**INFORMATION SUPPLIED:**
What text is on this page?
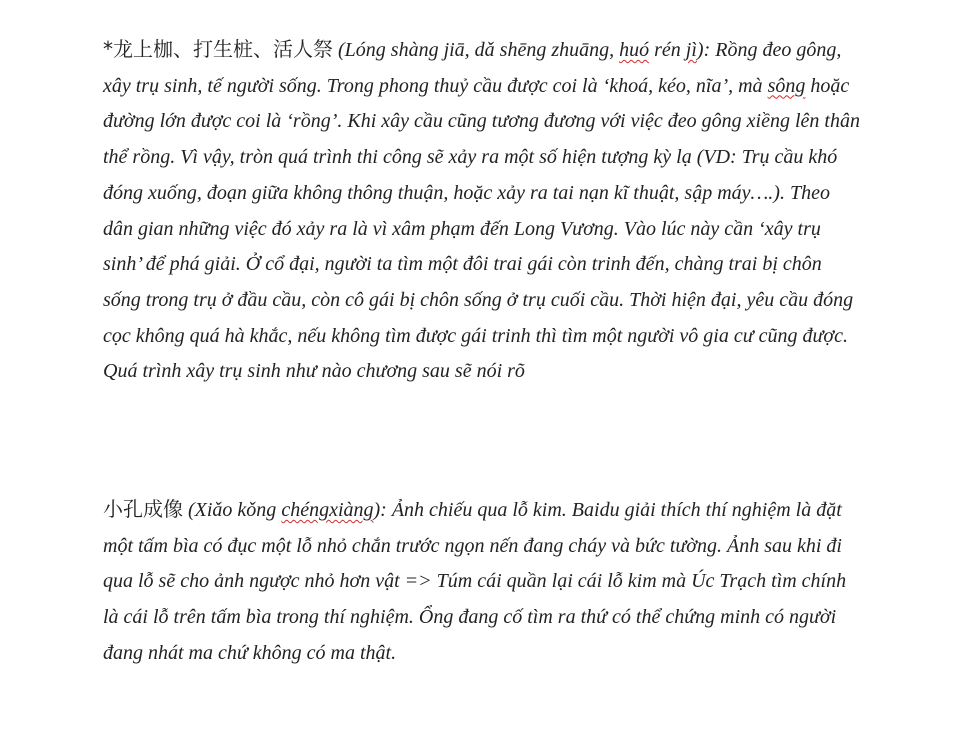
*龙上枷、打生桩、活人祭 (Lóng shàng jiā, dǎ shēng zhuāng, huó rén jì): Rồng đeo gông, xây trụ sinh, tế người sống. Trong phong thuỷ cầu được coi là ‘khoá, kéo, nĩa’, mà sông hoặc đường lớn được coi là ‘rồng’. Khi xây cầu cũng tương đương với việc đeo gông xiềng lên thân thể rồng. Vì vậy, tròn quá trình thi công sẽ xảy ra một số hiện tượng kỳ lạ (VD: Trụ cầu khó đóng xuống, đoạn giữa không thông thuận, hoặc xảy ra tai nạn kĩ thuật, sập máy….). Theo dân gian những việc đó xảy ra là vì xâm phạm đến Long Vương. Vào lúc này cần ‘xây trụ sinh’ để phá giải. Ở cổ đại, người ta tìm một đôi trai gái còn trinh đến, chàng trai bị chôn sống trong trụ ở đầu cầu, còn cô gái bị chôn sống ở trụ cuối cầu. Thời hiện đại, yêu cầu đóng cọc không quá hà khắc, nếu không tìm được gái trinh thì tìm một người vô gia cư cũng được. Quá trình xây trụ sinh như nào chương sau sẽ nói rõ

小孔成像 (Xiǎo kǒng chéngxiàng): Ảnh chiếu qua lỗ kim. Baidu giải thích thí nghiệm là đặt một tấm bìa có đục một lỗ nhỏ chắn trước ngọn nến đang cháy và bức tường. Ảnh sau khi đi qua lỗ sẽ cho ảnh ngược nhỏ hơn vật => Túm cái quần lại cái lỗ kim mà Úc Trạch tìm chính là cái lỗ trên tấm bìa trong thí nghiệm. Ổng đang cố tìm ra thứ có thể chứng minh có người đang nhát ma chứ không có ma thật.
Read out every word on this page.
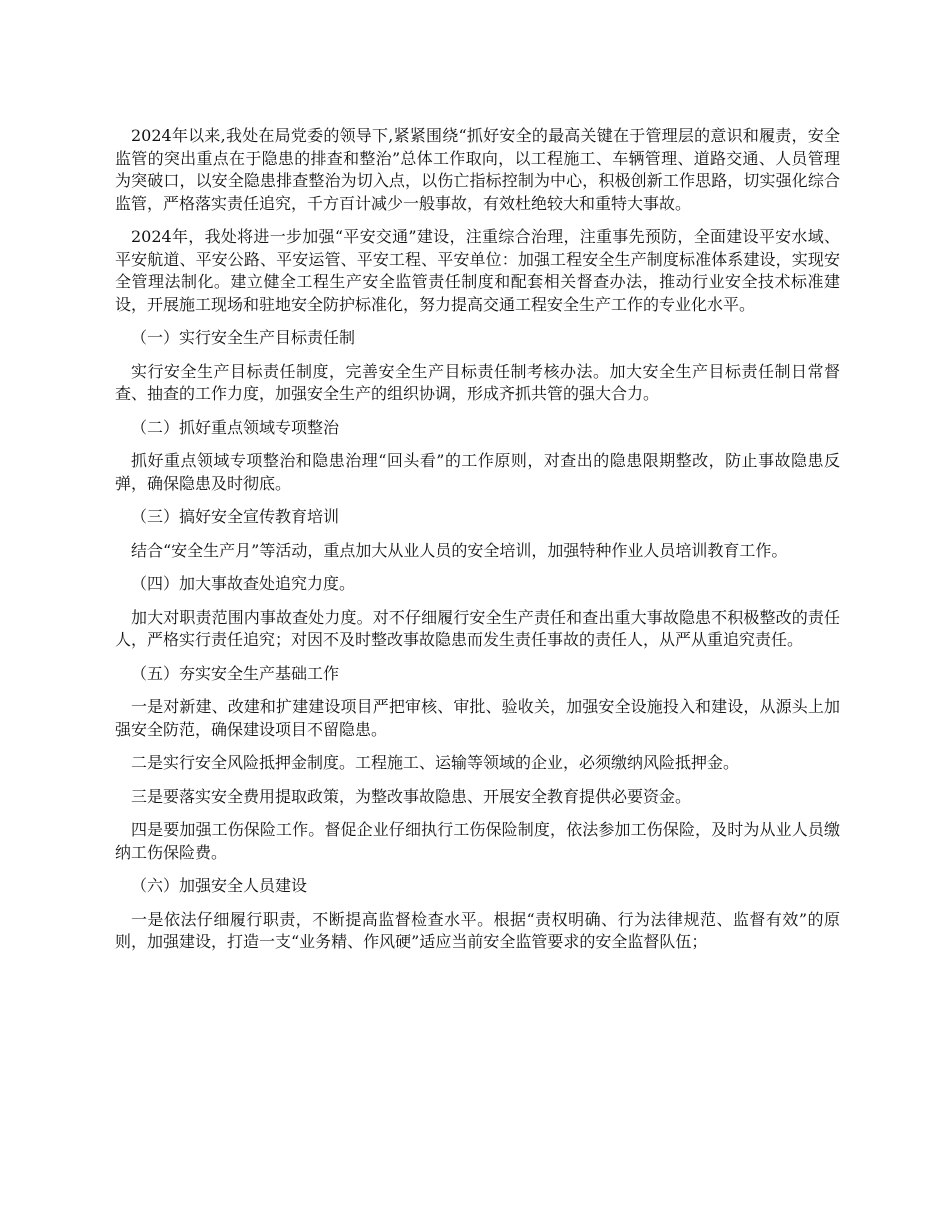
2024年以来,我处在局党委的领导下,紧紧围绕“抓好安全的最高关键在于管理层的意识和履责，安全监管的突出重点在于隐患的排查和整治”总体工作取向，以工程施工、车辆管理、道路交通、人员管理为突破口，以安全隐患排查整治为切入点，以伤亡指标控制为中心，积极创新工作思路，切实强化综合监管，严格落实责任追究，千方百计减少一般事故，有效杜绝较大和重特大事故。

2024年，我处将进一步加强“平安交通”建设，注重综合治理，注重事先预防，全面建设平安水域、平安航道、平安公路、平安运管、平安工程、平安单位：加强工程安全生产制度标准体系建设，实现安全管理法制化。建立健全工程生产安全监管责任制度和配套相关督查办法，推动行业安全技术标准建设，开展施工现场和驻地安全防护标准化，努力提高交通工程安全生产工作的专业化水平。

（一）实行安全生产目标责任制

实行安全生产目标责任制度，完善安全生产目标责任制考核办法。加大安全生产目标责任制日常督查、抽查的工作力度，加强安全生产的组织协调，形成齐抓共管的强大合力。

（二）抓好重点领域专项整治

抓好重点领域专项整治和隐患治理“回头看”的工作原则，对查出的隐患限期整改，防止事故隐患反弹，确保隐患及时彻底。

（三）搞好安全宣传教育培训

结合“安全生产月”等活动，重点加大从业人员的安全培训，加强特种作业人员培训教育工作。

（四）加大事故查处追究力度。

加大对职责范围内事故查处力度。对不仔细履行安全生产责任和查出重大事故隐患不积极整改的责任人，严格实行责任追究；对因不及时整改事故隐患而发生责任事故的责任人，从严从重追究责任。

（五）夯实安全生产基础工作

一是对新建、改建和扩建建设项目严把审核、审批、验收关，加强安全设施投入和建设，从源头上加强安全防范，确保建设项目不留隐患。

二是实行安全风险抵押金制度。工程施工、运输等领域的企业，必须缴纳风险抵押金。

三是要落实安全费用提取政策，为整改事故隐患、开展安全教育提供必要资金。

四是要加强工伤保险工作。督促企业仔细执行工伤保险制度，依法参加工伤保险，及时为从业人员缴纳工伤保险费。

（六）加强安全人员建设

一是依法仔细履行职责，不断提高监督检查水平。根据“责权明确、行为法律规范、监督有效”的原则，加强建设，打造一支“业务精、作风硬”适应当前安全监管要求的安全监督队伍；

...

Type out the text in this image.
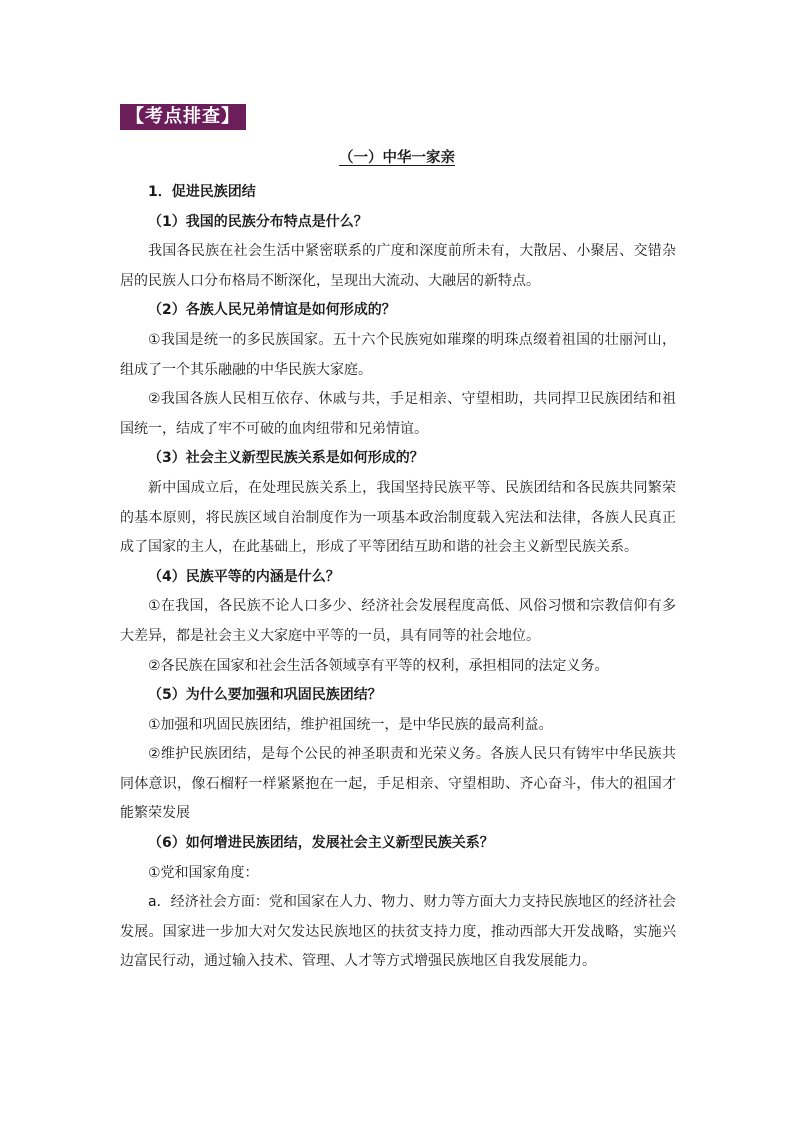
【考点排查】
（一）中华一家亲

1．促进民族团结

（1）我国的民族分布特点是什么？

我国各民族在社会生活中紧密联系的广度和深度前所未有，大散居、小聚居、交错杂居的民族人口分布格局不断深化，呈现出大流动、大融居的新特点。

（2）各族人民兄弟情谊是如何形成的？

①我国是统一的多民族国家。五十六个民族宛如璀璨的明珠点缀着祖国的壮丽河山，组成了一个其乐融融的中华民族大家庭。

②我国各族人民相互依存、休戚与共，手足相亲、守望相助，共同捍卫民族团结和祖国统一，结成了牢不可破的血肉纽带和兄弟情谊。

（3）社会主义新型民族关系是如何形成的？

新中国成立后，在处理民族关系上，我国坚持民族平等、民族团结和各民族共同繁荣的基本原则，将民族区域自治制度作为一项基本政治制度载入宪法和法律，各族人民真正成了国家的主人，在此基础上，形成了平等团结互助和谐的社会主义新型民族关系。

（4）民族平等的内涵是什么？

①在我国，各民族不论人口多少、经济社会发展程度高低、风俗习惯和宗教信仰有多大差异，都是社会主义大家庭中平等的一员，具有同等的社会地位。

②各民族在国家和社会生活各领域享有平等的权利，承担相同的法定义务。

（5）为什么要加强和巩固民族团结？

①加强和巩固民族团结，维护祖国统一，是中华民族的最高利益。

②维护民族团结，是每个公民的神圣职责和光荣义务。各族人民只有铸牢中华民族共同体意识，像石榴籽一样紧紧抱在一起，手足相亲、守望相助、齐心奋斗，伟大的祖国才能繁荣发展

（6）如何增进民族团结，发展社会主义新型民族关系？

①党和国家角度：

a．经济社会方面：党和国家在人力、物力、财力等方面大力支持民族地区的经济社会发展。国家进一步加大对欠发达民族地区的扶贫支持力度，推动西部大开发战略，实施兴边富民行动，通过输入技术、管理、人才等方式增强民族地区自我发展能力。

**DESCRIPTION OF THE TASK:**
Each line containing the word "this" counts once; report the total alone.

**FINAL RESULT:**
3